*DESCRIPTION OF THE TASK:* Copy every line of the entries that includes the word "Parku".

*DATA PROVIDED:*
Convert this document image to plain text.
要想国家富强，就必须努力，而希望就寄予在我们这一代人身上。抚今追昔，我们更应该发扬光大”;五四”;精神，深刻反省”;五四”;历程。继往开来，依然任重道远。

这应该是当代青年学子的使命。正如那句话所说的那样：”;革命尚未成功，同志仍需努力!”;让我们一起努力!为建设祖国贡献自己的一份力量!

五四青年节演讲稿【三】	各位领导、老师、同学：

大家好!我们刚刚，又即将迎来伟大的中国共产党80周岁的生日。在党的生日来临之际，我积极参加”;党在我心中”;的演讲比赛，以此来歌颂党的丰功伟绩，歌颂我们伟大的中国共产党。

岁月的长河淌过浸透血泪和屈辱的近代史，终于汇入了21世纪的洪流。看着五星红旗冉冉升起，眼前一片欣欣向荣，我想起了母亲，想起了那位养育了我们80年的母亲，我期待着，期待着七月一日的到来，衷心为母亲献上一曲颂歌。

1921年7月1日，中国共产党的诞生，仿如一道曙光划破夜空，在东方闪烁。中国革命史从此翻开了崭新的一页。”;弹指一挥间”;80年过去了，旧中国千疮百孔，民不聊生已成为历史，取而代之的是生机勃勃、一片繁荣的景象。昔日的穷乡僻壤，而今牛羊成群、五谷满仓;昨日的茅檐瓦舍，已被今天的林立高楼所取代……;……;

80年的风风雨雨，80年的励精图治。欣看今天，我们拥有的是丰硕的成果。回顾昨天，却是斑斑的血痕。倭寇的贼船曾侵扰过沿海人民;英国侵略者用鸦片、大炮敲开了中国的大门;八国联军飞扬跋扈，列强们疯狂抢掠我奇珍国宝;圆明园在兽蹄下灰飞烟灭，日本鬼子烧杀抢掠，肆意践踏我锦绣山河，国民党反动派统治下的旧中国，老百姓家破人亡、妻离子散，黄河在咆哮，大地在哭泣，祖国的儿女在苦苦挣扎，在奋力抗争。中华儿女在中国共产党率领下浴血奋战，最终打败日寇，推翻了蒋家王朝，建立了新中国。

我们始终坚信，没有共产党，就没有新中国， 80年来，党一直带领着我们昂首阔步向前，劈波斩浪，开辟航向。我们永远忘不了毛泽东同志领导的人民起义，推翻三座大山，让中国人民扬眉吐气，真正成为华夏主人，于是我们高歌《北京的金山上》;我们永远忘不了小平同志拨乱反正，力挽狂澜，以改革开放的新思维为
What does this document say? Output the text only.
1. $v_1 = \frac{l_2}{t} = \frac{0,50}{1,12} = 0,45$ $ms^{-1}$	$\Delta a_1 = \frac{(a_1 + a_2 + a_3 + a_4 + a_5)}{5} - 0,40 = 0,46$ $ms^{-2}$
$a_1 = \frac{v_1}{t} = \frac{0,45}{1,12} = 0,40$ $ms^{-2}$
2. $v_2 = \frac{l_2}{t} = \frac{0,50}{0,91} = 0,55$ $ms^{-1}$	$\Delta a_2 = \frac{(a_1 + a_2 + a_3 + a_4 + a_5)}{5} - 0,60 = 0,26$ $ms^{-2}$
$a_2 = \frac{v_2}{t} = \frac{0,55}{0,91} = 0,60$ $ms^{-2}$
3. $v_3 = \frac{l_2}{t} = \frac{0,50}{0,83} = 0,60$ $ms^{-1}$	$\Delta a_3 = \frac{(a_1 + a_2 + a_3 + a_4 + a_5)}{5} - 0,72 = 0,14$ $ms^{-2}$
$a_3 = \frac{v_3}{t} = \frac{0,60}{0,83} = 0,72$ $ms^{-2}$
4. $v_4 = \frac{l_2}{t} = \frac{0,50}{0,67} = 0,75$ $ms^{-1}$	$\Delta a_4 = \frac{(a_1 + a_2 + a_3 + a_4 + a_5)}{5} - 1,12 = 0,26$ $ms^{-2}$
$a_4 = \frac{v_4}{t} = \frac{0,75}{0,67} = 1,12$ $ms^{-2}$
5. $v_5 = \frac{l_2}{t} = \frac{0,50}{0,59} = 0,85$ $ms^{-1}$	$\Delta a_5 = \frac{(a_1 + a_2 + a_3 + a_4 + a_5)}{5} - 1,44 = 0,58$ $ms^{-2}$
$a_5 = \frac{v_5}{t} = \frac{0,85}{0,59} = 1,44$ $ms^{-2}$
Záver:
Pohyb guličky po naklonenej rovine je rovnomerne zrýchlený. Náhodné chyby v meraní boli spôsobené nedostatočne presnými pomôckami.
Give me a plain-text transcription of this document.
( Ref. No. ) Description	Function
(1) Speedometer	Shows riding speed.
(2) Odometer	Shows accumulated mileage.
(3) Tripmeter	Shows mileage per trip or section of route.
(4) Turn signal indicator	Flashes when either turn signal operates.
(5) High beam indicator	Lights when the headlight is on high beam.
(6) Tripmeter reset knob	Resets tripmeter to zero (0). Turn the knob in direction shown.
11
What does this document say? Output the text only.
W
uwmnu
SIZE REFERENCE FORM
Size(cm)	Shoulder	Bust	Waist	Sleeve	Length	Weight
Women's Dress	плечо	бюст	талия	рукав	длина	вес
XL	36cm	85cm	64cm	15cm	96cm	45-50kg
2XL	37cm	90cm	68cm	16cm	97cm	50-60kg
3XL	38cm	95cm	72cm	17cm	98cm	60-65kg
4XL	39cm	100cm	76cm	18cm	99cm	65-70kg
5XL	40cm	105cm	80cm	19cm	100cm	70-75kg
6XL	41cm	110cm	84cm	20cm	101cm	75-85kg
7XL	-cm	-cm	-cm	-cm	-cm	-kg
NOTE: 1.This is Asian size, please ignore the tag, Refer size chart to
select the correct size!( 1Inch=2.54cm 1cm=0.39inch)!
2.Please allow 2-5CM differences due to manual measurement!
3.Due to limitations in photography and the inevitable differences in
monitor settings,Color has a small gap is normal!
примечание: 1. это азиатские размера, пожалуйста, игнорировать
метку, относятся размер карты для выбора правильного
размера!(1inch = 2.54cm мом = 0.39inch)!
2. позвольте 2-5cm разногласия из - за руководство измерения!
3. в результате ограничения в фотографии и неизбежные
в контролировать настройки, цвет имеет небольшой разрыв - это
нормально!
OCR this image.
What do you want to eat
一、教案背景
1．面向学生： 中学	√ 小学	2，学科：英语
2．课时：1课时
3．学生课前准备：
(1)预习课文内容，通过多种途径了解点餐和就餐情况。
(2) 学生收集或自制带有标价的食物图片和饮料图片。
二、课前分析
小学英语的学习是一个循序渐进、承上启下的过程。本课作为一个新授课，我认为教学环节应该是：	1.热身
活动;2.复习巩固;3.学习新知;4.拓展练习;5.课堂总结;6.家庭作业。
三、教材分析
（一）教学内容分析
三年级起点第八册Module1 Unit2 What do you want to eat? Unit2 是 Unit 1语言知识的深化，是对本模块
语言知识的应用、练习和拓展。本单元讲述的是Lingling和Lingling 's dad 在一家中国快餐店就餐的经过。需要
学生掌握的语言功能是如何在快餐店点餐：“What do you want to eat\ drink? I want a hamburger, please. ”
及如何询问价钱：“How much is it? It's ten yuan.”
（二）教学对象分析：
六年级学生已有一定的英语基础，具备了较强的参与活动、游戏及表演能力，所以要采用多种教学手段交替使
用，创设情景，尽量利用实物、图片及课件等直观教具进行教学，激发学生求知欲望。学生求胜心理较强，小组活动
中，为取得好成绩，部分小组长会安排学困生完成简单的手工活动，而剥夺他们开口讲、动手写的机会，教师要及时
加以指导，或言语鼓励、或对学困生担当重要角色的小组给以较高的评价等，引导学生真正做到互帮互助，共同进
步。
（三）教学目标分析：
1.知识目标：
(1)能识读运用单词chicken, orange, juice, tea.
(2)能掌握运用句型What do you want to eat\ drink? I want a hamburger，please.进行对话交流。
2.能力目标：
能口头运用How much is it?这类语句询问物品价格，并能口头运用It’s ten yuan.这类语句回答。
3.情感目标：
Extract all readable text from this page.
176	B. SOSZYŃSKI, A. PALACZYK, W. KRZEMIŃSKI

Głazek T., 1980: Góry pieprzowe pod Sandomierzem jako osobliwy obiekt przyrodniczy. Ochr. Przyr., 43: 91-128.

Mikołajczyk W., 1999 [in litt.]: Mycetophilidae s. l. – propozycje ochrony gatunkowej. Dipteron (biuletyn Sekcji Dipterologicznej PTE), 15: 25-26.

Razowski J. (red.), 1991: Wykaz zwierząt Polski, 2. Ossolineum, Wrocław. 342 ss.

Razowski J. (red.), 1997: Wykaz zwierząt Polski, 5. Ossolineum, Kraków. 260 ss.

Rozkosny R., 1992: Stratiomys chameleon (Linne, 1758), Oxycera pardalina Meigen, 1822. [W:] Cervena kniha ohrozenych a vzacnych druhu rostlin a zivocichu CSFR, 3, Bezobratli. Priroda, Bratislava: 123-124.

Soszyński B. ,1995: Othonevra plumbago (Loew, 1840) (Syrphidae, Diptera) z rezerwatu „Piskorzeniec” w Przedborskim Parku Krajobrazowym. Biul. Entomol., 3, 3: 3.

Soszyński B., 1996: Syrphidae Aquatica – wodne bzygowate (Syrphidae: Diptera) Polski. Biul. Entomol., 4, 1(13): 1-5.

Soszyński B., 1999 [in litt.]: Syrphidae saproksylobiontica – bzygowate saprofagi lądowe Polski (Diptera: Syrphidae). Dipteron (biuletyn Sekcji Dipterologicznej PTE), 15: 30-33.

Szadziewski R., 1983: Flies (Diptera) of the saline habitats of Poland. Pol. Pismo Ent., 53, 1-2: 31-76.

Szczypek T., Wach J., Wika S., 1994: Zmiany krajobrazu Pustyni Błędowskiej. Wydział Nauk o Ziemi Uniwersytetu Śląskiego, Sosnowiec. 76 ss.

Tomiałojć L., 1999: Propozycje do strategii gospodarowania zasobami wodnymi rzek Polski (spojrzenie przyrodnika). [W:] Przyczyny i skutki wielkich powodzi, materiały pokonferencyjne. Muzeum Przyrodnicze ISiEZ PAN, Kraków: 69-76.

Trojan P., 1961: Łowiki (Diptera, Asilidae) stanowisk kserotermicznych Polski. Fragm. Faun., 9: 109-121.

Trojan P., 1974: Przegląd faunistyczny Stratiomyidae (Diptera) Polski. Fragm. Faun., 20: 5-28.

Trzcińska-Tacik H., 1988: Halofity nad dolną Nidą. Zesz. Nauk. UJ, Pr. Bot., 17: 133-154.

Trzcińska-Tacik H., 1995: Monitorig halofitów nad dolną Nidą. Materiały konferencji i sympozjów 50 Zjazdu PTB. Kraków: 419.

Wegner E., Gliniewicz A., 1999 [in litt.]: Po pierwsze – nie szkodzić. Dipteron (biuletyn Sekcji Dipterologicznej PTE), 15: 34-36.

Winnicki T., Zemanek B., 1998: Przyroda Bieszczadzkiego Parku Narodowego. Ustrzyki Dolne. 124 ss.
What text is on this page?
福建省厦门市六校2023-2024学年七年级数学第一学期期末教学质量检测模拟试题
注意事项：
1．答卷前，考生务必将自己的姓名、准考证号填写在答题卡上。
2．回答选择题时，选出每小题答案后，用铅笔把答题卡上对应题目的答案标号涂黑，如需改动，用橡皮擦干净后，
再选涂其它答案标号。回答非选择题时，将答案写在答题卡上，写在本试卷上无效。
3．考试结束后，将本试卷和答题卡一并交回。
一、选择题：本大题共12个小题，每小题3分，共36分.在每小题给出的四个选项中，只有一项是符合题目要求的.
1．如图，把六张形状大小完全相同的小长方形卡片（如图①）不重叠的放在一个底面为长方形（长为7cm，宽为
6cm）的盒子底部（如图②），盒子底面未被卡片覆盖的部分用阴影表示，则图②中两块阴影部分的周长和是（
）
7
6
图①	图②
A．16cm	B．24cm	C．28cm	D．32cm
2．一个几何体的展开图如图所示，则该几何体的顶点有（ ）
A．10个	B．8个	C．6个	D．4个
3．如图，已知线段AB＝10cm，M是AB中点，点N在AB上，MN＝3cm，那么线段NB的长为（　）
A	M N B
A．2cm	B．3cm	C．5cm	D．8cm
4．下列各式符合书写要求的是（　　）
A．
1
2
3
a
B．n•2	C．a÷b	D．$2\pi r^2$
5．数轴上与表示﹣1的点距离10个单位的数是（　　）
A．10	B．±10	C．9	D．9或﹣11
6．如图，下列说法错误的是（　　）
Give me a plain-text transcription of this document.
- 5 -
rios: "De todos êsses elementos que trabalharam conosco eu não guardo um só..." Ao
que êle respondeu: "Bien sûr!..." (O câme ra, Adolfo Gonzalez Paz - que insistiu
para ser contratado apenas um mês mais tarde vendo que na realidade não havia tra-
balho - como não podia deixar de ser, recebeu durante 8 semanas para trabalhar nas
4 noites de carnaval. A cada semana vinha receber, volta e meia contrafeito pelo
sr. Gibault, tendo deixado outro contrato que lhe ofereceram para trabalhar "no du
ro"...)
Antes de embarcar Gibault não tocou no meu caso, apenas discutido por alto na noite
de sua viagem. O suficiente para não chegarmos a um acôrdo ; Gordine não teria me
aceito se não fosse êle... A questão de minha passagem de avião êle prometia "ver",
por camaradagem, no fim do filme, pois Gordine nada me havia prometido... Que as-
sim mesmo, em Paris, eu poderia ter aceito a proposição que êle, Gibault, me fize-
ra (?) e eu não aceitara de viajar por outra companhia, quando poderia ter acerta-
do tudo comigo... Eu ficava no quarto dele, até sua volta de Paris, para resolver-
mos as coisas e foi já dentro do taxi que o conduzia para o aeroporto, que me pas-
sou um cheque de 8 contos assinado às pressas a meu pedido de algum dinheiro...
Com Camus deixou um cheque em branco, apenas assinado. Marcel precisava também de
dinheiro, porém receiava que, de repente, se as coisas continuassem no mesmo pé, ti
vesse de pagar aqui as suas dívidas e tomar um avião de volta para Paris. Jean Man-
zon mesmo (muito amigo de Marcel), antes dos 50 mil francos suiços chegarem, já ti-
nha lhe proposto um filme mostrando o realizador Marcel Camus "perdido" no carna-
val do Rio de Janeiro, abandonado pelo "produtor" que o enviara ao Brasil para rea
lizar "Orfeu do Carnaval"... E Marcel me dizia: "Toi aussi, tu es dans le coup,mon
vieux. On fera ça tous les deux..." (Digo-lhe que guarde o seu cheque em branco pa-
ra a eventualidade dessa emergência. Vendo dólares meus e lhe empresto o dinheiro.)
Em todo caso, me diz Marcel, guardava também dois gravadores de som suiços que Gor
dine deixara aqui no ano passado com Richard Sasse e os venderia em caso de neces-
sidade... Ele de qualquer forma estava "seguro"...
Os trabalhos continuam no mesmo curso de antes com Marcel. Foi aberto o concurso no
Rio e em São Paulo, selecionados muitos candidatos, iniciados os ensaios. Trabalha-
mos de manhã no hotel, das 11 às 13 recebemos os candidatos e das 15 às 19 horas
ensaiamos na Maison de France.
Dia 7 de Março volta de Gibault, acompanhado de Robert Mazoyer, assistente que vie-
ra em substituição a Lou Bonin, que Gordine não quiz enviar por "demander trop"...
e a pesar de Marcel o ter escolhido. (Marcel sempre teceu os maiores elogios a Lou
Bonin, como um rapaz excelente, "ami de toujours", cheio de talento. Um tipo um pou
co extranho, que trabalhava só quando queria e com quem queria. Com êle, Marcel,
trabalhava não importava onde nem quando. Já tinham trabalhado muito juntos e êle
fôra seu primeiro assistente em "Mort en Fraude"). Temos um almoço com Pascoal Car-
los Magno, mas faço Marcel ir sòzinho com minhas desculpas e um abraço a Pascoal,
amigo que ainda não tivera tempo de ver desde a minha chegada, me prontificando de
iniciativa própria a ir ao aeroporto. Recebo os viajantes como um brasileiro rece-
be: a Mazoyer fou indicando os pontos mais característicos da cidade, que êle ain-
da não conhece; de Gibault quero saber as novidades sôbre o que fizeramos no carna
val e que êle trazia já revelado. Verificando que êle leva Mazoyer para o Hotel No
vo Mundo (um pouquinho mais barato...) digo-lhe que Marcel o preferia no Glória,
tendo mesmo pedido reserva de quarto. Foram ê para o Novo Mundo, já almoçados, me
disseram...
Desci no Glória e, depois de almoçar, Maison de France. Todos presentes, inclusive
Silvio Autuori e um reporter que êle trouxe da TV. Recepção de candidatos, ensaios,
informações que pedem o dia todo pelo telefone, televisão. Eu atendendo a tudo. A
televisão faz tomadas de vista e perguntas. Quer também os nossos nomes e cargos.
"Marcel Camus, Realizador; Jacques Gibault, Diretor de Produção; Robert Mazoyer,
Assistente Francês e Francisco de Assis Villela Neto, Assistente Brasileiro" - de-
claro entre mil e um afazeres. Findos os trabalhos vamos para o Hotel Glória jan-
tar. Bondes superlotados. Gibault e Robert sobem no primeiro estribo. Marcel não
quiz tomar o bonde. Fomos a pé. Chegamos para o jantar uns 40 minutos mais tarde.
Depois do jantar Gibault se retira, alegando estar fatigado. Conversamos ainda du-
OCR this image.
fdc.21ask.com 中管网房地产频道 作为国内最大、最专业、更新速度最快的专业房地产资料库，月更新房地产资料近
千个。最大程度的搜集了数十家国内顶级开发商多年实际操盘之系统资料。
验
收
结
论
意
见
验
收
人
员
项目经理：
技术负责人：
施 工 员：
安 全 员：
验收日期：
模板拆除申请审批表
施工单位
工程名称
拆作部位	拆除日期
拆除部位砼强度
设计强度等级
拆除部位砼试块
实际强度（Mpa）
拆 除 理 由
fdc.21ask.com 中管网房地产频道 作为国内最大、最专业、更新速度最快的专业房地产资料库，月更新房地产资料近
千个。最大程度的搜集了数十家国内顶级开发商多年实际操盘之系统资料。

*EXPECTED ANSWER:*
Soszyński B. ,1995: Othonevra plumbago (Loew, 1840) (Syrphidae, Diptera) z rezerwatu „Piskorzeniec” w Przedborskim Parku Krajobrazowym. Biul. Entomol., 3, 3: 3.
Winnicki T., Zemanek B., 1998: Przyroda Bieszczadzkiego Parku Narodowego. Ustrzyki Dolne. 124 ss.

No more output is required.